__WRITTEN REQUEST__.
Show each line that has the string "ylabel" in it.

__PROVIDED DATA__.
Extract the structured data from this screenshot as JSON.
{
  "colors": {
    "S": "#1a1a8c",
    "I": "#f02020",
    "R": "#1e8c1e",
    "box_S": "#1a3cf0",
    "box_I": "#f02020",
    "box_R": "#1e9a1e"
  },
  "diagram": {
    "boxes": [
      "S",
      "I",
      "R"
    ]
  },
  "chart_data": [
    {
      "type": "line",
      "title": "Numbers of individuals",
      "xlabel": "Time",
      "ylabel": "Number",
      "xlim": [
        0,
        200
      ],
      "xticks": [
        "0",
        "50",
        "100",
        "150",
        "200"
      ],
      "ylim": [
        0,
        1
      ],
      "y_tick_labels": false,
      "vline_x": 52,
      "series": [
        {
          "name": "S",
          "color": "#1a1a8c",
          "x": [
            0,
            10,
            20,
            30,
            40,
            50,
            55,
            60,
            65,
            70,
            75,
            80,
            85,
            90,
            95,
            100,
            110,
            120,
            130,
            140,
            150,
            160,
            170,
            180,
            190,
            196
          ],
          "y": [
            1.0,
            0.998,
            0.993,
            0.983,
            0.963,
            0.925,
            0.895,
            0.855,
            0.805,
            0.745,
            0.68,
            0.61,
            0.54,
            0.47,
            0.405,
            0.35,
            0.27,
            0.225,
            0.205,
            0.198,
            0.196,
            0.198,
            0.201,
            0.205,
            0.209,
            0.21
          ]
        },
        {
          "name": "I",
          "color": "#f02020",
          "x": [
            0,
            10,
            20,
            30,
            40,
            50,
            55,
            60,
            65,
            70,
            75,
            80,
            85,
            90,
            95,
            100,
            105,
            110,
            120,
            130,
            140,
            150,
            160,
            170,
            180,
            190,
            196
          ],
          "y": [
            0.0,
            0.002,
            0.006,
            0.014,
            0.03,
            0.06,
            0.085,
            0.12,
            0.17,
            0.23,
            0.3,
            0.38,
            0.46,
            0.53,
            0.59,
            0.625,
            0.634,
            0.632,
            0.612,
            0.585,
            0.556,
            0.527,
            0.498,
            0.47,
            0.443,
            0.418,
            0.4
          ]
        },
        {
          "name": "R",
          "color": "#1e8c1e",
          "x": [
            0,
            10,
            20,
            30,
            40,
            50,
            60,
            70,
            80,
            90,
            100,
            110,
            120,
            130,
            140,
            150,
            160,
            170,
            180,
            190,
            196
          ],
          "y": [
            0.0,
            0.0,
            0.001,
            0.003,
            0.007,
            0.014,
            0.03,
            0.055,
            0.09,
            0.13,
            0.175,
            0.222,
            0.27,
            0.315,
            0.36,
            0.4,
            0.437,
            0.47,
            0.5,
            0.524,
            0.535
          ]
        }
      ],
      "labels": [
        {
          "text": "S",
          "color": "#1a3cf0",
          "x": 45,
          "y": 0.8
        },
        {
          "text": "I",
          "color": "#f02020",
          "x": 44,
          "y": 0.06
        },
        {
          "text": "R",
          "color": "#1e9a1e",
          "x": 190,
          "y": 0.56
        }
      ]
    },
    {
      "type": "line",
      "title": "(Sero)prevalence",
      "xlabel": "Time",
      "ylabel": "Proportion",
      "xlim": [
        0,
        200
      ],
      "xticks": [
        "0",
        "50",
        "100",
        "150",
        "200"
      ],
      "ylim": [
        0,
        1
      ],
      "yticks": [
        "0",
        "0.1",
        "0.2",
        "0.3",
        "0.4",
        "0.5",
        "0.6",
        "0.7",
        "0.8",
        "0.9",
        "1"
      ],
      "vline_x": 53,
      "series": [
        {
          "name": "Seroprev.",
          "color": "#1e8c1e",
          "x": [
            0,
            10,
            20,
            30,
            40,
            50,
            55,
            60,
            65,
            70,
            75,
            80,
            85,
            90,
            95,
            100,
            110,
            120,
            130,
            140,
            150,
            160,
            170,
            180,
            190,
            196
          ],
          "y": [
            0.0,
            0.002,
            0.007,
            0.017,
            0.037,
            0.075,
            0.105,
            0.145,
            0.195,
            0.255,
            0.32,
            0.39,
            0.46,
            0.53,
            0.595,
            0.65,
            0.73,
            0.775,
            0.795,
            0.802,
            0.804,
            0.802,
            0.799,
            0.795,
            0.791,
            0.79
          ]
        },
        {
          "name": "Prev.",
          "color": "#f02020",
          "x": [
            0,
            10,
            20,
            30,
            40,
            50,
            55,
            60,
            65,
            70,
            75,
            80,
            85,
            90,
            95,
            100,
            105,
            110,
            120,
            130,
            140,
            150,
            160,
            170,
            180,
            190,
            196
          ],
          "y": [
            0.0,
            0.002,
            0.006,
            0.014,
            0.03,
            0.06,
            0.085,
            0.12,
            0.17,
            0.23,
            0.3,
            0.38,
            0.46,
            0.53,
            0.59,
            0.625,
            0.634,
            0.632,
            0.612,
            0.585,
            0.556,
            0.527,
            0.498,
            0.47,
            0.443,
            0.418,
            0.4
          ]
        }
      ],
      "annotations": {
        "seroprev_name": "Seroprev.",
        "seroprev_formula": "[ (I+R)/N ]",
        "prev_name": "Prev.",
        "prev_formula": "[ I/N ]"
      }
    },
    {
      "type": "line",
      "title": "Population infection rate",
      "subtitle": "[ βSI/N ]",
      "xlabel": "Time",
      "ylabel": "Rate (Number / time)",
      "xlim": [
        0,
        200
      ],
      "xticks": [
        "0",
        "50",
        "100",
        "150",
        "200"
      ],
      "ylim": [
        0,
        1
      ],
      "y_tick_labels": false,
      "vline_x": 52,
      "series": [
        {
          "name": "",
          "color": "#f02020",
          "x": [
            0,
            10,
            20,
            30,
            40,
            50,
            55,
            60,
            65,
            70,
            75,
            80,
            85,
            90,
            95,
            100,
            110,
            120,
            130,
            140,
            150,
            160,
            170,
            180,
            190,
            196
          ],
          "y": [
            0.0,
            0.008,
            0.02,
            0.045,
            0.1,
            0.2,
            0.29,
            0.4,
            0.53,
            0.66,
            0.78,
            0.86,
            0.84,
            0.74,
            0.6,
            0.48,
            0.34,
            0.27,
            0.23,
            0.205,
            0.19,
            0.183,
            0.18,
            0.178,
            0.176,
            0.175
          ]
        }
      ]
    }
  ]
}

__ANSWER TO THE PROBLEM__.
      "ylabel": "Number",
      "ylabel": "Proportion",
      "ylabel": "Rate (Number / time)",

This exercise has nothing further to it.